§ **OBJECTIVE**:
Using the data beneath, show every line that includes the word "Федерации".

§ **DATA LISTING**:
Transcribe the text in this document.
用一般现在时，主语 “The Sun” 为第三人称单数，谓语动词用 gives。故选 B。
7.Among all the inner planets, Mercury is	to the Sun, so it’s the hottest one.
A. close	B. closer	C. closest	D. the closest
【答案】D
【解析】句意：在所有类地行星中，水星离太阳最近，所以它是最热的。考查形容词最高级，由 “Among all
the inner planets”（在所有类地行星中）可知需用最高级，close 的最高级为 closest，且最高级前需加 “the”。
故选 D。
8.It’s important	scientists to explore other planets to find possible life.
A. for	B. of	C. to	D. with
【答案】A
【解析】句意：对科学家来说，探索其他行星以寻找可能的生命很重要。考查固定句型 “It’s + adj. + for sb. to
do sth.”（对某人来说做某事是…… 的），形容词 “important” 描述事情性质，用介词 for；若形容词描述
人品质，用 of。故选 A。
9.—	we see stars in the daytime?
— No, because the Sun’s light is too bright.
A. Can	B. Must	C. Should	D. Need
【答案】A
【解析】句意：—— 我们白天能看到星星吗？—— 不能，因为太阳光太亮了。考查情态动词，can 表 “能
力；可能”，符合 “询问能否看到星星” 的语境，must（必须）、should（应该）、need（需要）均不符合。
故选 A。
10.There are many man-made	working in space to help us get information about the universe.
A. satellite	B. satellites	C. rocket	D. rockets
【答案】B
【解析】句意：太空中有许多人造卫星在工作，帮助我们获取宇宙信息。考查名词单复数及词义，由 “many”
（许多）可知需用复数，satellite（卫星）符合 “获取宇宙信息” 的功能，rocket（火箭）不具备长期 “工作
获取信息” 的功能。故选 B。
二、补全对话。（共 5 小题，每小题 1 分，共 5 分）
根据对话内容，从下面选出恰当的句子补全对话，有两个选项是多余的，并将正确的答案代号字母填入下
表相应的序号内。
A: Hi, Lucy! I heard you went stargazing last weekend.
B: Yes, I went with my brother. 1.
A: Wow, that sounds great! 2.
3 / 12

---

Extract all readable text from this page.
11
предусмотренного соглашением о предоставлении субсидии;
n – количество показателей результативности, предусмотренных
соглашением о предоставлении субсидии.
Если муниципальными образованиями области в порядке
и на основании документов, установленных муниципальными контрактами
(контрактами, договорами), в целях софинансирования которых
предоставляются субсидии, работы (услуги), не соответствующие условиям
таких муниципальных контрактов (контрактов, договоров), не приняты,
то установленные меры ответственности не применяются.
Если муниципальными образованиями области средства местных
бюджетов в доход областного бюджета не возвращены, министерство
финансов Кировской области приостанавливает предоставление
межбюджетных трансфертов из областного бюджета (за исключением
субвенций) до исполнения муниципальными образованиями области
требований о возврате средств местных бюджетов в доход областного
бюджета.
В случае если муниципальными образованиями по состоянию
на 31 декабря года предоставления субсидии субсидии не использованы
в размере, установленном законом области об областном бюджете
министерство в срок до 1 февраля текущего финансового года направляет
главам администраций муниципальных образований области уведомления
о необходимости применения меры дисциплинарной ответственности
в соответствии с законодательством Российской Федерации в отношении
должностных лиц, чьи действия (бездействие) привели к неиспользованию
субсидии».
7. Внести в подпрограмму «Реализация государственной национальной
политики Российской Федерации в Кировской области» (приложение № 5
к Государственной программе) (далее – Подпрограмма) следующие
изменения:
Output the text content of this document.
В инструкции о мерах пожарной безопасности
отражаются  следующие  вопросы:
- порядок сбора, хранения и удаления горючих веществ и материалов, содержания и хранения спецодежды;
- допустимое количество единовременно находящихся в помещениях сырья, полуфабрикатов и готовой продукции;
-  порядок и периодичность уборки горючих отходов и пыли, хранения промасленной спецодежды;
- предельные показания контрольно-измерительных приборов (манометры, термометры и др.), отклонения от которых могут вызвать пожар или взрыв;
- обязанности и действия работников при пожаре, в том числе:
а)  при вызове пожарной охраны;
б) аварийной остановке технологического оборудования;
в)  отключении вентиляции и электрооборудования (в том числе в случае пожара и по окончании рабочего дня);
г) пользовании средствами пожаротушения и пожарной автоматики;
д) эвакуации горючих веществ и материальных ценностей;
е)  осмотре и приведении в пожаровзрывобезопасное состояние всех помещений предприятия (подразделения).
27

* * *

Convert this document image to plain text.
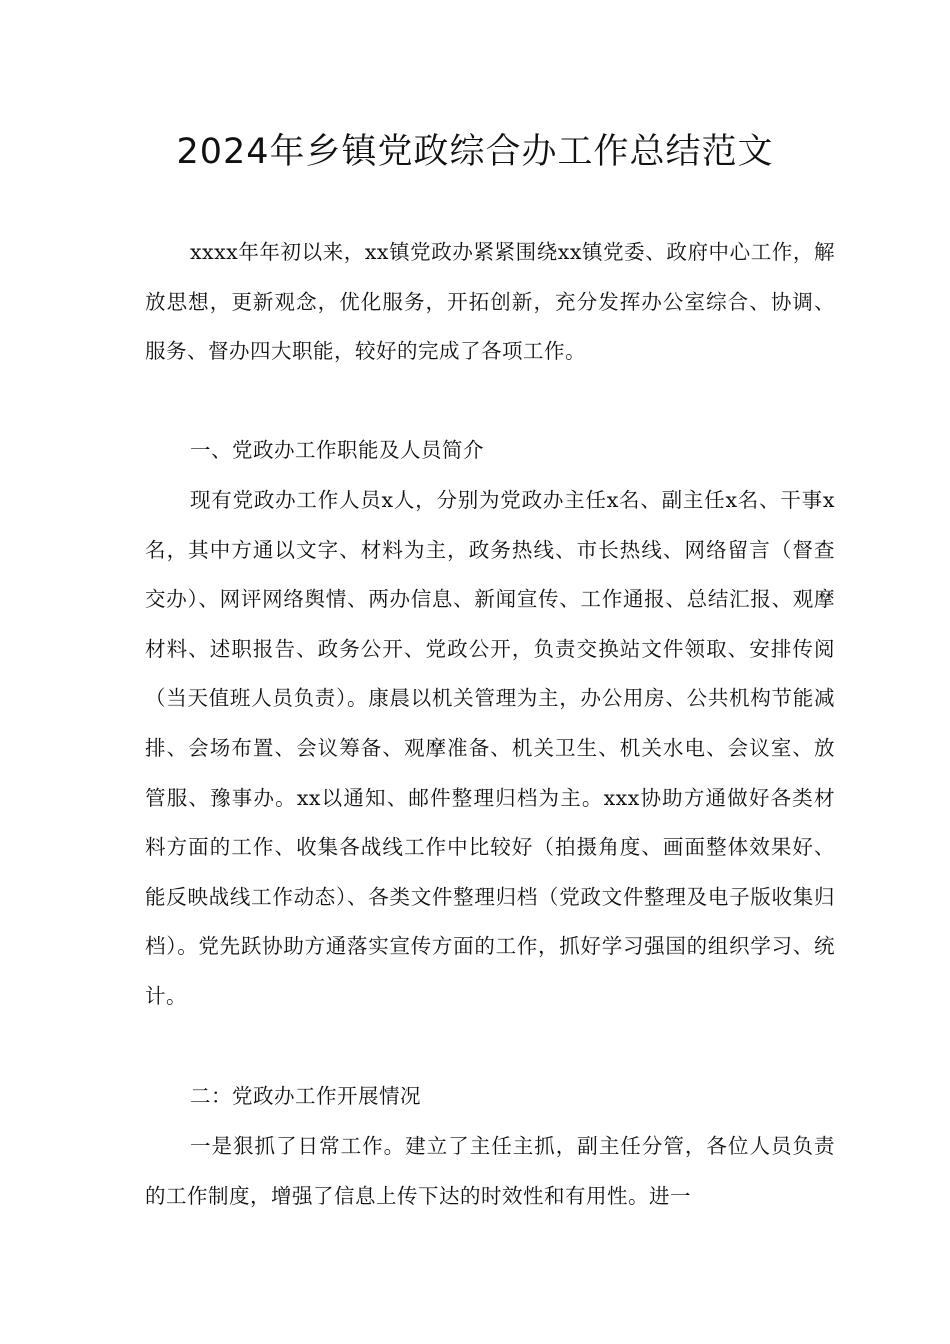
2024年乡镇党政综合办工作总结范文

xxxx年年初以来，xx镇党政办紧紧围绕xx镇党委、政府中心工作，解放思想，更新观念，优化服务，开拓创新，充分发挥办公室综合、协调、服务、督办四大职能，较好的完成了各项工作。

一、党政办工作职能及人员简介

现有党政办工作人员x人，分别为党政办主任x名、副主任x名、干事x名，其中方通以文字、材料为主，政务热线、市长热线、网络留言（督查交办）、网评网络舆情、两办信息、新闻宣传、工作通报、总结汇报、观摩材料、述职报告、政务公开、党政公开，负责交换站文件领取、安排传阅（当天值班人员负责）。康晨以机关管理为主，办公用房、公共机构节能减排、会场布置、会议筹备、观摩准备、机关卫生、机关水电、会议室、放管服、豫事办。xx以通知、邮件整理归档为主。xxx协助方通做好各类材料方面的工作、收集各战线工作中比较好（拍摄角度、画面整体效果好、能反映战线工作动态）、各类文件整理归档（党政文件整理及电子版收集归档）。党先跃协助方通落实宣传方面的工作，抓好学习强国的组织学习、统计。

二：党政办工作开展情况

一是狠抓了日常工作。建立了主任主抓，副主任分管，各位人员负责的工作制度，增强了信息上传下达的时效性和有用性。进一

§ **THE RESPONSE**:
в соответствии с законодательством Российской Федерации в отношении
политики Российской Федерации в Кировской области» (приложение № 5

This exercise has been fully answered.